[Requirements]: Transcribe the records below exactly.
═══
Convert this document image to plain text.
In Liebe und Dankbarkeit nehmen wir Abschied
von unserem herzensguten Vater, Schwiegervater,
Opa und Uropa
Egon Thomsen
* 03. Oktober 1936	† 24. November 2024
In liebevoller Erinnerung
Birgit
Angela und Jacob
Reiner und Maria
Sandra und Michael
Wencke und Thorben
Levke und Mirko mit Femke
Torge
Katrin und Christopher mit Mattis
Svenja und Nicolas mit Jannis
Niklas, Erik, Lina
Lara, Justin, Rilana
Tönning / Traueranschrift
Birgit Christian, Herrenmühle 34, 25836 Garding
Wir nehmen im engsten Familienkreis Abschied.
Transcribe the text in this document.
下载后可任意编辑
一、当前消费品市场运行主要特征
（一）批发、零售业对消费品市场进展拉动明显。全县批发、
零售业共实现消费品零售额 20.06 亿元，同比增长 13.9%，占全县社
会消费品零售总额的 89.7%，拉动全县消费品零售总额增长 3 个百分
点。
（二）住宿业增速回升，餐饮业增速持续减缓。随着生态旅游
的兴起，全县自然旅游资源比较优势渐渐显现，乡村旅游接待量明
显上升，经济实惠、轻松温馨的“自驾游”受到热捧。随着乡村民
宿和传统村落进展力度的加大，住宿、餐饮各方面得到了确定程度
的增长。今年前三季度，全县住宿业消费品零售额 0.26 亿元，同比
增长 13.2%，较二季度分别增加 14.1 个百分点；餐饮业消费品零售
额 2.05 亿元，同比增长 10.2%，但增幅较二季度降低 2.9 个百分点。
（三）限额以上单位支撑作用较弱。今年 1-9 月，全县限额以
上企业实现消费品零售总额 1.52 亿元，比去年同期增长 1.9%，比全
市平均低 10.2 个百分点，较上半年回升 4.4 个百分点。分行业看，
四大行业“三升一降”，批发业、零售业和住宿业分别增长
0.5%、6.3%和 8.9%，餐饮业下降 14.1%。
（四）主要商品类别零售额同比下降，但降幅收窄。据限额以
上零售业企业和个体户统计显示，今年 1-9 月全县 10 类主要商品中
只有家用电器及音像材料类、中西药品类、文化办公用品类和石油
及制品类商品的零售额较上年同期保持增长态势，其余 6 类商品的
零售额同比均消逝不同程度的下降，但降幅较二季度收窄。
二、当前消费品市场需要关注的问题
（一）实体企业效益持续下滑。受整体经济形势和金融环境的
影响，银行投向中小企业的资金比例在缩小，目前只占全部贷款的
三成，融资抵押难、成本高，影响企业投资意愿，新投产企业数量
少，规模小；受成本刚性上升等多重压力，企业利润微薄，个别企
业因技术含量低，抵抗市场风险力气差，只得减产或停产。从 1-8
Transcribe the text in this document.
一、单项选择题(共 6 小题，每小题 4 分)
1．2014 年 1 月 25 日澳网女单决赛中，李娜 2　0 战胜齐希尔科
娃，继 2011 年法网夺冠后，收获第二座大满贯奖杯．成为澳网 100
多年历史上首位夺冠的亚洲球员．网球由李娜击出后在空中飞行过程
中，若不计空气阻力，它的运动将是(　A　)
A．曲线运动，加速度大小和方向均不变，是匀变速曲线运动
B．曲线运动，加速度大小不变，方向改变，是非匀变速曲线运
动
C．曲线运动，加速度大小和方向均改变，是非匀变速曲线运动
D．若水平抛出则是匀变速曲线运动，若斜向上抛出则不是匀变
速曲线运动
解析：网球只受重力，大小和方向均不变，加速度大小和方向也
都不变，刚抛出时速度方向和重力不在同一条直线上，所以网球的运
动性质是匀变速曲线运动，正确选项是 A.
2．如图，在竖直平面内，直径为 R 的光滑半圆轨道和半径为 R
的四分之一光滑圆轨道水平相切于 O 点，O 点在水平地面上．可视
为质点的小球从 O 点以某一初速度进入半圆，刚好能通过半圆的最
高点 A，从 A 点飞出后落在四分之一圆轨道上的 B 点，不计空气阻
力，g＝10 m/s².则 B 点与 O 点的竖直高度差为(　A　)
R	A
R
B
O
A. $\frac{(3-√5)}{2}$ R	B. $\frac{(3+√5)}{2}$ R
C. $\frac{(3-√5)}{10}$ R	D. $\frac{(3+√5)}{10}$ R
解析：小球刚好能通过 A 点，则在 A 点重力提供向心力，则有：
═══
[The result]:
Convert this document image to plain text.
In Liebe und Dankbarkeit nehmen wir Abschied
von unserem herzensguten Vater, Schwiegervater,
Opa und Uropa
Egon Thomsen
* 03. Oktober 1936	† 24. November 2024
In liebevoller Erinnerung
Birgit
Angela und Jacob
Reiner und Maria
Sandra und Michael
Wencke und Thorben
Levke und Mirko mit Femke
Torge
Katrin und Christopher mit Mattis
Svenja und Nicolas mit Jannis
Niklas, Erik, Lina
Lara, Justin, Rilana
Tönning / Traueranschrift
Birgit Christian, Herrenmühle 34, 25836 Garding
Wir nehmen im engsten Familienkreis Abschied.
Transcribe the text in this document.
下载后可任意编辑
一、当前消费品市场运行主要特征
（一）批发、零售业对消费品市场进展拉动明显。全县批发、
零售业共实现消费品零售额 20.06 亿元，同比增长 13.9%，占全县社
会消费品零售总额的 89.7%，拉动全县消费品零售总额增长 3 个百分
点。
（二）住宿业增速回升，餐饮业增速持续减缓。随着生态旅游
的兴起，全县自然旅游资源比较优势渐渐显现，乡村旅游接待量明
显上升，经济实惠、轻松温馨的“自驾游”受到热捧。随着乡村民
宿和传统村落进展力度的加大，住宿、餐饮各方面得到了确定程度
的增长。今年前三季度，全县住宿业消费品零售额 0.26 亿元，同比
增长 13.2%，较二季度分别增加 14.1 个百分点；餐饮业消费品零售
额 2.05 亿元，同比增长 10.2%，但增幅较二季度降低 2.9 个百分点。
（三）限额以上单位支撑作用较弱。今年 1-9 月，全县限额以
上企业实现消费品零售总额 1.52 亿元，比去年同期增长 1.9%，比全
市平均低 10.2 个百分点，较上半年回升 4.4 个百分点。分行业看，
四大行业“三升一降”，批发业、零售业和住宿业分别增长
0.5%、6.3%和 8.9%，餐饮业下降 14.1%。
（四）主要商品类别零售额同比下降，但降幅收窄。据限额以
上零售业企业和个体户统计显示，今年 1-9 月全县 10 类主要商品中
只有家用电器及音像材料类、中西药品类、文化办公用品类和石油
及制品类商品的零售额较上年同期保持增长态势，其余 6 类商品的
零售额同比均消逝不同程度的下降，但降幅较二季度收窄。
二、当前消费品市场需要关注的问题
（一）实体企业效益持续下滑。受整体经济形势和金融环境的
影响，银行投向中小企业的资金比例在缩小，目前只占全部贷款的
三成，融资抵押难、成本高，影响企业投资意愿，新投产企业数量
少，规模小；受成本刚性上升等多重压力，企业利润微薄，个别企
业因技术含量低，抵抗市场风险力气差，只得减产或停产。从 1-8
Transcribe the text in this document.
一、单项选择题(共 6 小题，每小题 4 分)
1．2014 年 1 月 25 日澳网女单决赛中，李娜 2　0 战胜齐希尔科
娃，继 2011 年法网夺冠后，收获第二座大满贯奖杯．成为澳网 100
多年历史上首位夺冠的亚洲球员．网球由李娜击出后在空中飞行过程
中，若不计空气阻力，它的运动将是(　A　)
A．曲线运动，加速度大小和方向均不变，是匀变速曲线运动
B．曲线运动，加速度大小不变，方向改变，是非匀变速曲线运
动
C．曲线运动，加速度大小和方向均改变，是非匀变速曲线运动
D．若水平抛出则是匀变速曲线运动，若斜向上抛出则不是匀变
速曲线运动
解析：网球只受重力，大小和方向均不变，加速度大小和方向也
都不变，刚抛出时速度方向和重力不在同一条直线上，所以网球的运
动性质是匀变速曲线运动，正确选项是 A.
2．如图，在竖直平面内，直径为 R 的光滑半圆轨道和半径为 R
的四分之一光滑圆轨道水平相切于 O 点，O 点在水平地面上．可视
为质点的小球从 O 点以某一初速度进入半圆，刚好能通过半圆的最
高点 A，从 A 点飞出后落在四分之一圆轨道上的 B 点，不计空气阻
力，g＝10 m/s².则 B 点与 O 点的竖直高度差为(　A　)
R	A
R
B
O
A. $\frac{(3-√5)}{2}$ R	B. $\frac{(3+√5)}{2}$ R
C. $\frac{(3-√5)}{10}$ R	D. $\frac{(3+√5)}{10}$ R
解析：小球刚好能通过 A 点，则在 A 点重力提供向心力，则有：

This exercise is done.